======== Rows

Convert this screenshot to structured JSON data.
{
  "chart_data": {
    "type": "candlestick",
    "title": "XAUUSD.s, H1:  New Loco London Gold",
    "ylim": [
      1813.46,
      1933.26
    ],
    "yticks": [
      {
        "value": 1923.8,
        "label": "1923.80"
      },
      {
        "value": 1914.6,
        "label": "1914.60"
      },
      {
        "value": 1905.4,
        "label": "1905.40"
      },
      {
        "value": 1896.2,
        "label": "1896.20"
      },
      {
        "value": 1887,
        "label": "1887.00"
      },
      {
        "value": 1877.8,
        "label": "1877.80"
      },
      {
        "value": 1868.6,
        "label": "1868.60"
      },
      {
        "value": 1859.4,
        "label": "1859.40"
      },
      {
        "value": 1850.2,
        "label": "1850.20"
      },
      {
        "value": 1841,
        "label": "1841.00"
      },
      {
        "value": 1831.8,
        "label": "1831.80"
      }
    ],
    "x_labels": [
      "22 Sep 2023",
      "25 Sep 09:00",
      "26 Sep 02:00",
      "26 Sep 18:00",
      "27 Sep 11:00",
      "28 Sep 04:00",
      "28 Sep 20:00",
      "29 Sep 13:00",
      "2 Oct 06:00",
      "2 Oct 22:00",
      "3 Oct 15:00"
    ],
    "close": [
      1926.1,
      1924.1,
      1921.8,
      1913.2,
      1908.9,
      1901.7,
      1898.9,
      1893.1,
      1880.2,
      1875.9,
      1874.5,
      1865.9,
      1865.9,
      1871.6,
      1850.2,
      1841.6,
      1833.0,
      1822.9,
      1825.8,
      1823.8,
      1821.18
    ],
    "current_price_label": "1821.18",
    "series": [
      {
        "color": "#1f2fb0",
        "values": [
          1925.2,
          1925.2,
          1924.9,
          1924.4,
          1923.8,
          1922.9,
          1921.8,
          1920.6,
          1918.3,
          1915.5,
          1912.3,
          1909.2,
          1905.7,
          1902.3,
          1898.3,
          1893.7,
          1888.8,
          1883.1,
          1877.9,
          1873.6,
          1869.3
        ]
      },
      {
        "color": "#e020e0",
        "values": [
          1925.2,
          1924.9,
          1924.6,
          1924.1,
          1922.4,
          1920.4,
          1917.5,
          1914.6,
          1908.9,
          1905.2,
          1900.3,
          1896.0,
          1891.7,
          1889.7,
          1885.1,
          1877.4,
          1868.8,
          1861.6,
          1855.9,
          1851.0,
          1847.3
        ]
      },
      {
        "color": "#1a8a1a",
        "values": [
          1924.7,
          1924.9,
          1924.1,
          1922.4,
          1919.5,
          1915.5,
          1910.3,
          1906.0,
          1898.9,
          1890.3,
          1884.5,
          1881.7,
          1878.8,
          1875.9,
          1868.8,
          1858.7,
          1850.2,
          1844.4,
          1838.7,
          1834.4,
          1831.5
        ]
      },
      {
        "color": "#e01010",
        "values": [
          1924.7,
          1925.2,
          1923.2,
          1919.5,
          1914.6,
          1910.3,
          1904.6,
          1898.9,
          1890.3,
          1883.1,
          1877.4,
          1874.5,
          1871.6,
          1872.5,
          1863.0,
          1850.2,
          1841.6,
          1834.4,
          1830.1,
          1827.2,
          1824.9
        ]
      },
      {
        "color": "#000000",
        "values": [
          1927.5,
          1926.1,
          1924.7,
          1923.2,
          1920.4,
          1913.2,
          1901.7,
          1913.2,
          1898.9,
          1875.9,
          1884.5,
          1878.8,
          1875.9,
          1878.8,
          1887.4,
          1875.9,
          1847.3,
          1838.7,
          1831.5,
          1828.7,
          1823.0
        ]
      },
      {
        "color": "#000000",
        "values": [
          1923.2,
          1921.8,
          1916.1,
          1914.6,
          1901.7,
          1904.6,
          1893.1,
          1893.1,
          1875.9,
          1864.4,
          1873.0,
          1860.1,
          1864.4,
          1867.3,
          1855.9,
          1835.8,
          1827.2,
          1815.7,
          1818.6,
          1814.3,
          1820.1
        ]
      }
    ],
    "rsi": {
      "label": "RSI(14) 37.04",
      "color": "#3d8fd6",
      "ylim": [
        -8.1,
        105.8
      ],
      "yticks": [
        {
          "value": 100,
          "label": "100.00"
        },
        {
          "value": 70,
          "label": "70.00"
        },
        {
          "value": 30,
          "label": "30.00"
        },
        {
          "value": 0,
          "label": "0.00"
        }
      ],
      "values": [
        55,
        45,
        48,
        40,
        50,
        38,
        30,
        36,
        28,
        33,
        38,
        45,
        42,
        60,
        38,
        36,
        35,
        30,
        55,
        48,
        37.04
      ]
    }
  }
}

================

→ Given instruction: Reproduce the material above exactly; please quote every line of it.

→ Response to the exercise:
Convert this screenshot to structured JSON data.
{
  "chart_data": {
    "type": "candlestick",
    "title": "XAUUSD.s, H1:  New Loco London Gold",
    "ylim": [
      1813.46,
      1933.26
    ],
    "yticks": [
      {
        "value": 1923.8,
        "label": "1923.80"
      },
      {
        "value": 1914.6,
        "label": "1914.60"
      },
      {
        "value": 1905.4,
        "label": "1905.40"
      },
      {
        "value": 1896.2,
        "label": "1896.20"
      },
      {
        "value": 1887,
        "label": "1887.00"
      },
      {
        "value": 1877.8,
        "label": "1877.80"
      },
      {
        "value": 1868.6,
        "label": "1868.60"
      },
      {
        "value": 1859.4,
        "label": "1859.40"
      },
      {
        "value": 1850.2,
        "label": "1850.20"
      },
      {
        "value": 1841,
        "label": "1841.00"
      },
      {
        "value": 1831.8,
        "label": "1831.80"
      }
    ],
    "x_labels": [
      "22 Sep 2023",
      "25 Sep 09:00",
      "26 Sep 02:00",
      "26 Sep 18:00",
      "27 Sep 11:00",
      "28 Sep 04:00",
      "28 Sep 20:00",
      "29 Sep 13:00",
      "2 Oct 06:00",
      "2 Oct 22:00",
      "3 Oct 15:00"
    ],
    "close": [
      1926.1,
      1924.1,
      1921.8,
      1913.2,
      1908.9,
      1901.7,
      1898.9,
      1893.1,
      1880.2,
      1875.9,
      1874.5,
      1865.9,
      1865.9,
      1871.6,
      1850.2,
      1841.6,
      1833.0,
      1822.9,
      1825.8,
      1823.8,
      1821.18
    ],
    "current_price_label": "1821.18",
    "series": [
      {
        "color": "#1f2fb0",
        "values": [
          1925.2,
          1925.2,
          1924.9,
          1924.4,
          1923.8,
          1922.9,
          1921.8,
          1920.6,
          1918.3,
          1915.5,
          1912.3,
          1909.2,
          1905.7,
          1902.3,
          1898.3,
          1893.7,
          1888.8,
          1883.1,
          1877.9,
          1873.6,
          1869.3
        ]
      },
      {
        "color": "#e020e0",
        "values": [
          1925.2,
          1924.9,
          1924.6,
          1924.1,
          1922.4,
          1920.4,
          1917.5,
          1914.6,
          1908.9,
          1905.2,
          1900.3,
          1896.0,
          1891.7,
          1889.7,
          1885.1,
          1877.4,
          1868.8,
          1861.6,
          1855.9,
          1851.0,
          1847.3
        ]
      },
      {
        "color": "#1a8a1a",
        "values": [
          1924.7,
          1924.9,
          1924.1,
          1922.4,
          1919.5,
          1915.5,
          1910.3,
          1906.0,
          1898.9,
          1890.3,
          1884.5,
          1881.7,
          1878.8,
          1875.9,
          1868.8,
          1858.7,
          1850.2,
          1844.4,
          1838.7,
          1834.4,
          1831.5
        ]
      },
      {
        "color": "#e01010",
        "values": [
          1924.7,
          1925.2,
          1923.2,
          1919.5,
          1914.6,
          1910.3,
          1904.6,
          1898.9,
          1890.3,
          1883.1,
          1877.4,
          1874.5,
          1871.6,
          1872.5,
          1863.0,
          1850.2,
          1841.6,
          1834.4,
          1830.1,
          1827.2,
          1824.9
        ]
      },
      {
        "color": "#000000",
        "values": [
          1927.5,
          1926.1,
          1924.7,
          1923.2,
          1920.4,
          1913.2,
          1901.7,
          1913.2,
          1898.9,
          1875.9,
          1884.5,
          1878.8,
          1875.9,
          1878.8,
          1887.4,
          1875.9,
          1847.3,
          1838.7,
          1831.5,
          1828.7,
          1823.0
        ]
      },
      {
        "color": "#000000",
        "values": [
          1923.2,
          1921.8,
          1916.1,
          1914.6,
          1901.7,
          1904.6,
          1893.1,
          1893.1,
          1875.9,
          1864.4,
          1873.0,
          1860.1,
          1864.4,
          1867.3,
          1855.9,
          1835.8,
          1827.2,
          1815.7,
          1818.6,
          1814.3,
          1820.1
        ]
      }
    ],
    "rsi": {
      "label": "RSI(14) 37.04",
      "color": "#3d8fd6",
      "ylim": [
        -8.1,
        105.8
      ],
      "yticks": [
        {
          "value": 100,
          "label": "100.00"
        },
        {
          "value": 70,
          "label": "70.00"
        },
        {
          "value": 30,
          "label": "30.00"
        },
        {
          "value": 0,
          "label": "0.00"
        }
      ],
      "values": [
        55,
        45,
        48,
        40,
        50,
        38,
        30,
        36,
        28,
        33,
        38,
        45,
        42,
        60,
        38,
        36,
        35,
        30,
        55,
        48,
        37.04
      ]
    }
  }
}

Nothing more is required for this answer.